Data excerpts
══════════════════════════════
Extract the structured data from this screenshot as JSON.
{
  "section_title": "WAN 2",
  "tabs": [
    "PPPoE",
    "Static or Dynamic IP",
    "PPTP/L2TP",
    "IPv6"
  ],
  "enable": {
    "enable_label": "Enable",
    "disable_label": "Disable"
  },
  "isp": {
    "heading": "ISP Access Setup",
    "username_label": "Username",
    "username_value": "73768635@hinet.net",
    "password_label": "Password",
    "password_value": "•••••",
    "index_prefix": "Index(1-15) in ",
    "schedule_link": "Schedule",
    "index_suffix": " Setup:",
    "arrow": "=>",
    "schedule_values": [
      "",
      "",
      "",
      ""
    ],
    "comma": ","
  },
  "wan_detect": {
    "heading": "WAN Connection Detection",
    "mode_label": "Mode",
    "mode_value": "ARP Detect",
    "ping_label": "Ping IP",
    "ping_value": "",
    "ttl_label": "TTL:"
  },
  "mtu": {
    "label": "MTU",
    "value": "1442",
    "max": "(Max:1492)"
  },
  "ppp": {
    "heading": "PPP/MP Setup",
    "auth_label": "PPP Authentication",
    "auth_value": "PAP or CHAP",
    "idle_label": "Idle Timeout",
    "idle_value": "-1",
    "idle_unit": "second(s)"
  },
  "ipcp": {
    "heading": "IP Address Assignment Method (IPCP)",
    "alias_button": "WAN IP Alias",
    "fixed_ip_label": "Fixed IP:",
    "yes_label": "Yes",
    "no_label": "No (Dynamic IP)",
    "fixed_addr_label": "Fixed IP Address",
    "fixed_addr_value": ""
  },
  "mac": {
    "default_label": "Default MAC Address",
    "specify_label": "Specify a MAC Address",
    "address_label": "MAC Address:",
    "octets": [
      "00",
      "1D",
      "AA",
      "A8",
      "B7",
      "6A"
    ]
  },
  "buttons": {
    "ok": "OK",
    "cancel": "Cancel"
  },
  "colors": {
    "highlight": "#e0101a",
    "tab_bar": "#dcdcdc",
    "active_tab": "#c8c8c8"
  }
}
══════════════════════════════
All of the data shown above must be copied exactly.

Extract the structured data from this screenshot as JSON.
{
  "section_title": "WAN 2",
  "tabs": [
    "PPPoE",
    "Static or Dynamic IP",
    "PPTP/L2TP",
    "IPv6"
  ],
  "enable": {
    "enable_label": "Enable",
    "disable_label": "Disable"
  },
  "isp": {
    "heading": "ISP Access Setup",
    "username_label": "Username",
    "username_value": "73768635@hinet.net",
    "password_label": "Password",
    "password_value": "•••••",
    "index_prefix": "Index(1-15) in ",
    "schedule_link": "Schedule",
    "index_suffix": " Setup:",
    "arrow": "=>",
    "schedule_values": [
      "",
      "",
      "",
      ""
    ],
    "comma": ","
  },
  "wan_detect": {
    "heading": "WAN Connection Detection",
    "mode_label": "Mode",
    "mode_value": "ARP Detect",
    "ping_label": "Ping IP",
    "ping_value": "",
    "ttl_label": "TTL:"
  },
  "mtu": {
    "label": "MTU",
    "value": "1442",
    "max": "(Max:1492)"
  },
  "ppp": {
    "heading": "PPP/MP Setup",
    "auth_label": "PPP Authentication",
    "auth_value": "PAP or CHAP",
    "idle_label": "Idle Timeout",
    "idle_value": "-1",
    "idle_unit": "second(s)"
  },
  "ipcp": {
    "heading": "IP Address Assignment Method (IPCP)",
    "alias_button": "WAN IP Alias",
    "fixed_ip_label": "Fixed IP:",
    "yes_label": "Yes",
    "no_label": "No (Dynamic IP)",
    "fixed_addr_label": "Fixed IP Address",
    "fixed_addr_value": ""
  },
  "mac": {
    "default_label": "Default MAC Address",
    "specify_label": "Specify a MAC Address",
    "address_label": "MAC Address:",
    "octets": [
      "00",
      "1D",
      "AA",
      "A8",
      "B7",
      "6A"
    ]
  },
  "buttons": {
    "ok": "OK",
    "cancel": "Cancel"
  },
  "colors": {
    "highlight": "#e0101a",
    "tab_bar": "#dcdcdc",
    "active_tab": "#c8c8c8"
  }
}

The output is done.